## Goal:
Each line that follows should be printed again exactly as it stands.

## Raw data:
---*---

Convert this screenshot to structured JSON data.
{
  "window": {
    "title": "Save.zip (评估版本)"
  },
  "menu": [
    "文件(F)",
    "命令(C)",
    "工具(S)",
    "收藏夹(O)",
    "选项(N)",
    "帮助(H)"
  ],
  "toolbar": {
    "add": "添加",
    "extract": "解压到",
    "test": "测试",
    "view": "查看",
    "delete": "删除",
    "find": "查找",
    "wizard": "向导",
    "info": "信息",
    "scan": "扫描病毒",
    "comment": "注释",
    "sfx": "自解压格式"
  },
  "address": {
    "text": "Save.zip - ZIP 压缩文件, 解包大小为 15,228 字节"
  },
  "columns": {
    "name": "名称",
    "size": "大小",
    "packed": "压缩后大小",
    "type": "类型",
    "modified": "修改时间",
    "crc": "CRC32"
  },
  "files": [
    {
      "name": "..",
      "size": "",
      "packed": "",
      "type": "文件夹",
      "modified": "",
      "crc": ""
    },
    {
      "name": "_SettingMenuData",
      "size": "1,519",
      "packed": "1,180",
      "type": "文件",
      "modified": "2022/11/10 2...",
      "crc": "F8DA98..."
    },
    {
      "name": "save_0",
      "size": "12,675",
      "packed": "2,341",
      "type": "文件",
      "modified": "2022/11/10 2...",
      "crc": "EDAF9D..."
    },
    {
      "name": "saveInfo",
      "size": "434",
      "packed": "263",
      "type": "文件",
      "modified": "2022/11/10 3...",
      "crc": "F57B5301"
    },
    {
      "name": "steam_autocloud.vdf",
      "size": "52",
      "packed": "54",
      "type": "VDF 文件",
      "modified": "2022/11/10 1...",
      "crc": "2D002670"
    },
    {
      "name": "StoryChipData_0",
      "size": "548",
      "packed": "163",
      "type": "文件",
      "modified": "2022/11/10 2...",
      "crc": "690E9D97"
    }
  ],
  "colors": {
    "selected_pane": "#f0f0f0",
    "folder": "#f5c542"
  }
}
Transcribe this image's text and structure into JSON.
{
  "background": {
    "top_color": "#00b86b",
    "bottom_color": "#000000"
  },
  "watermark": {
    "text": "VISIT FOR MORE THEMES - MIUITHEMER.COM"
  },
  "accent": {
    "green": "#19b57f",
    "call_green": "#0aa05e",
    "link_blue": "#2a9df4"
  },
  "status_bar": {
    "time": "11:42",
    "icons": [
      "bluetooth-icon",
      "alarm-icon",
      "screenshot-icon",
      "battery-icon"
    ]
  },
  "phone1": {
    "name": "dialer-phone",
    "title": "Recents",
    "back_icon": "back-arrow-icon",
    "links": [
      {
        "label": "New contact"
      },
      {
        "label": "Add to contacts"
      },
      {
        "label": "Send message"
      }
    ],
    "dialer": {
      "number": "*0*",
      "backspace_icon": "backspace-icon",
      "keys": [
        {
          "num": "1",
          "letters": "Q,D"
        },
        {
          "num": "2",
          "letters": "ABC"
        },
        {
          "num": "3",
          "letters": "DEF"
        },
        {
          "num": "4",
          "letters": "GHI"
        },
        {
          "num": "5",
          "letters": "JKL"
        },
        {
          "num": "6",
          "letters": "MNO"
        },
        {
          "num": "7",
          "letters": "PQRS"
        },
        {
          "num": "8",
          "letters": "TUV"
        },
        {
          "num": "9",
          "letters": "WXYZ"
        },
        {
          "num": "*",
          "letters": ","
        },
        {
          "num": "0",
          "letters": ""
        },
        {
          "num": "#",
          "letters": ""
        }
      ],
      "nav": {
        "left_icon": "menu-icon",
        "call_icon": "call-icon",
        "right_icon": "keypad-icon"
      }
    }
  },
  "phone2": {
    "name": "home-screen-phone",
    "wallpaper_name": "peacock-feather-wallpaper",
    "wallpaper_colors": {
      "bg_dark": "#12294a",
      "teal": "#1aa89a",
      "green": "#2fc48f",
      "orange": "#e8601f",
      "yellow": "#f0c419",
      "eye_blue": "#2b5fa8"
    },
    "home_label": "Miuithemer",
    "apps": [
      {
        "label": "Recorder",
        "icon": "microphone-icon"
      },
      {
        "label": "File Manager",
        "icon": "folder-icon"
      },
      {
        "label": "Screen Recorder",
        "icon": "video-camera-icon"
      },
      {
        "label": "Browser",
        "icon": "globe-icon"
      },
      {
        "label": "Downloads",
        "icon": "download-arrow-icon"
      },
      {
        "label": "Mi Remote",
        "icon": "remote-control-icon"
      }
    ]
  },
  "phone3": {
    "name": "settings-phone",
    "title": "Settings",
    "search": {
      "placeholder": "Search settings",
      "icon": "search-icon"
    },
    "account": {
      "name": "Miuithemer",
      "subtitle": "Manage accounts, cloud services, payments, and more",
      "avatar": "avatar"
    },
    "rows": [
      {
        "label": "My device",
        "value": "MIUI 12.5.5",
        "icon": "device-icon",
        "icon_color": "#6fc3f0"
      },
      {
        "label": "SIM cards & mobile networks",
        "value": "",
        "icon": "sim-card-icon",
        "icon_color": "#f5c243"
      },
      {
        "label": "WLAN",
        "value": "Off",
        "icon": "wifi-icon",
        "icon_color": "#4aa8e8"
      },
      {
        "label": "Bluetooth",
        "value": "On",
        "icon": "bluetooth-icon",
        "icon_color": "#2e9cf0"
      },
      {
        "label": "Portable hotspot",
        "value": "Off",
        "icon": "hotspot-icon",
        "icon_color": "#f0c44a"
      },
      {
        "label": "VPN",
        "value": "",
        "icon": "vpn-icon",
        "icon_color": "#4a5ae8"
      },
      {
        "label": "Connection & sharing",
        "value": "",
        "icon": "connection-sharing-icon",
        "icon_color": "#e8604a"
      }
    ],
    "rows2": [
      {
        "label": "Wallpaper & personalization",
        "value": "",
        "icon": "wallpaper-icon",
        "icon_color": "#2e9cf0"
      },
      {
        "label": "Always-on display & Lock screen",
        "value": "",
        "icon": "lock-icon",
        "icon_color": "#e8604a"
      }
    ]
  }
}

---*---

## Complete response:
Convert this screenshot to structured JSON data.
{
  "window": {
    "title": "Save.zip (评估版本)"
  },
  "menu": [
    "文件(F)",
    "命令(C)",
    "工具(S)",
    "收藏夹(O)",
    "选项(N)",
    "帮助(H)"
  ],
  "toolbar": {
    "add": "添加",
    "extract": "解压到",
    "test": "测试",
    "view": "查看",
    "delete": "删除",
    "find": "查找",
    "wizard": "向导",
    "info": "信息",
    "scan": "扫描病毒",
    "comment": "注释",
    "sfx": "自解压格式"
  },
  "address": {
    "text": "Save.zip - ZIP 压缩文件, 解包大小为 15,228 字节"
  },
  "columns": {
    "name": "名称",
    "size": "大小",
    "packed": "压缩后大小",
    "type": "类型",
    "modified": "修改时间",
    "crc": "CRC32"
  },
  "files": [
    {
      "name": "..",
      "size": "",
      "packed": "",
      "type": "文件夹",
      "modified": "",
      "crc": ""
    },
    {
      "name": "_SettingMenuData",
      "size": "1,519",
      "packed": "1,180",
      "type": "文件",
      "modified": "2022/11/10 2...",
      "crc": "F8DA98..."
    },
    {
      "name": "save_0",
      "size": "12,675",
      "packed": "2,341",
      "type": "文件",
      "modified": "2022/11/10 2...",
      "crc": "EDAF9D..."
    },
    {
      "name": "saveInfo",
      "size": "434",
      "packed": "263",
      "type": "文件",
      "modified": "2022/11/10 3...",
      "crc": "F57B5301"
    },
    {
      "name": "steam_autocloud.vdf",
      "size": "52",
      "packed": "54",
      "type": "VDF 文件",
      "modified": "2022/11/10 1...",
      "crc": "2D002670"
    },
    {
      "name": "StoryChipData_0",
      "size": "548",
      "packed": "163",
      "type": "文件",
      "modified": "2022/11/10 2...",
      "crc": "690E9D97"
    }
  ],
  "colors": {
    "selected_pane": "#f0f0f0",
    "folder": "#f5c542"
  }
}
Transcribe this image's text and structure into JSON.
{
  "background": {
    "top_color": "#00b86b",
    "bottom_color": "#000000"
  },
  "watermark": {
    "text": "VISIT FOR MORE THEMES - MIUITHEMER.COM"
  },
  "accent": {
    "green": "#19b57f",
    "call_green": "#0aa05e",
    "link_blue": "#2a9df4"
  },
  "status_bar": {
    "time": "11:42",
    "icons": [
      "bluetooth-icon",
      "alarm-icon",
      "screenshot-icon",
      "battery-icon"
    ]
  },
  "phone1": {
    "name": "dialer-phone",
    "title": "Recents",
    "back_icon": "back-arrow-icon",
    "links": [
      {
        "label": "New contact"
      },
      {
        "label": "Add to contacts"
      },
      {
        "label": "Send message"
      }
    ],
    "dialer": {
      "number": "*0*",
      "backspace_icon": "backspace-icon",
      "keys": [
        {
          "num": "1",
          "letters": "Q,D"
        },
        {
          "num": "2",
          "letters": "ABC"
        },
        {
          "num": "3",
          "letters": "DEF"
        },
        {
          "num": "4",
          "letters": "GHI"
        },
        {
          "num": "5",
          "letters": "JKL"
        },
        {
          "num": "6",
          "letters": "MNO"
        },
        {
          "num": "7",
          "letters": "PQRS"
        },
        {
          "num": "8",
          "letters": "TUV"
        },
        {
          "num": "9",
          "letters": "WXYZ"
        },
        {
          "num": "*",
          "letters": ","
        },
        {
          "num": "0",
          "letters": ""
        },
        {
          "num": "#",
          "letters": ""
        }
      ],
      "nav": {
        "left_icon": "menu-icon",
        "call_icon": "call-icon",
        "right_icon": "keypad-icon"
      }
    }
  },
  "phone2": {
    "name": "home-screen-phone",
    "wallpaper_name": "peacock-feather-wallpaper",
    "wallpaper_colors": {
      "bg_dark": "#12294a",
      "teal": "#1aa89a",
      "green": "#2fc48f",
      "orange": "#e8601f",
      "yellow": "#f0c419",
      "eye_blue": "#2b5fa8"
    },
    "home_label": "Miuithemer",
    "apps": [
      {
        "label": "Recorder",
        "icon": "microphone-icon"
      },
      {
        "label": "File Manager",
        "icon": "folder-icon"
      },
      {
        "label": "Screen Recorder",
        "icon": "video-camera-icon"
      },
      {
        "label": "Browser",
        "icon": "globe-icon"
      },
      {
        "label": "Downloads",
        "icon": "download-arrow-icon"
      },
      {
        "label": "Mi Remote",
        "icon": "remote-control-icon"
      }
    ]
  },
  "phone3": {
    "name": "settings-phone",
    "title": "Settings",
    "search": {
      "placeholder": "Search settings",
      "icon": "search-icon"
    },
    "account": {
      "name": "Miuithemer",
      "subtitle": "Manage accounts, cloud services, payments, and more",
      "avatar": "avatar"
    },
    "rows": [
      {
        "label": "My device",
        "value": "MIUI 12.5.5",
        "icon": "device-icon",
        "icon_color": "#6fc3f0"
      },
      {
        "label": "SIM cards & mobile networks",
        "value": "",
        "icon": "sim-card-icon",
        "icon_color": "#f5c243"
      },
      {
        "label": "WLAN",
        "value": "Off",
        "icon": "wifi-icon",
        "icon_color": "#4aa8e8"
      },
      {
        "label": "Bluetooth",
        "value": "On",
        "icon": "bluetooth-icon",
        "icon_color": "#2e9cf0"
      },
      {
        "label": "Portable hotspot",
        "value": "Off",
        "icon": "hotspot-icon",
        "icon_color": "#f0c44a"
      },
      {
        "label": "VPN",
        "value": "",
        "icon": "vpn-icon",
        "icon_color": "#4a5ae8"
      },
      {
        "label": "Connection & sharing",
        "value": "",
        "icon": "connection-sharing-icon",
        "icon_color": "#e8604a"
      }
    ],
    "rows2": [
      {
        "label": "Wallpaper & personalization",
        "value": "",
        "icon": "wallpaper-icon",
        "icon_color": "#2e9cf0"
      },
      {
        "label": "Always-on display & Lock screen",
        "value": "",
        "icon": "lock-icon",
        "icon_color": "#e8604a"
      }
    ]
  }
}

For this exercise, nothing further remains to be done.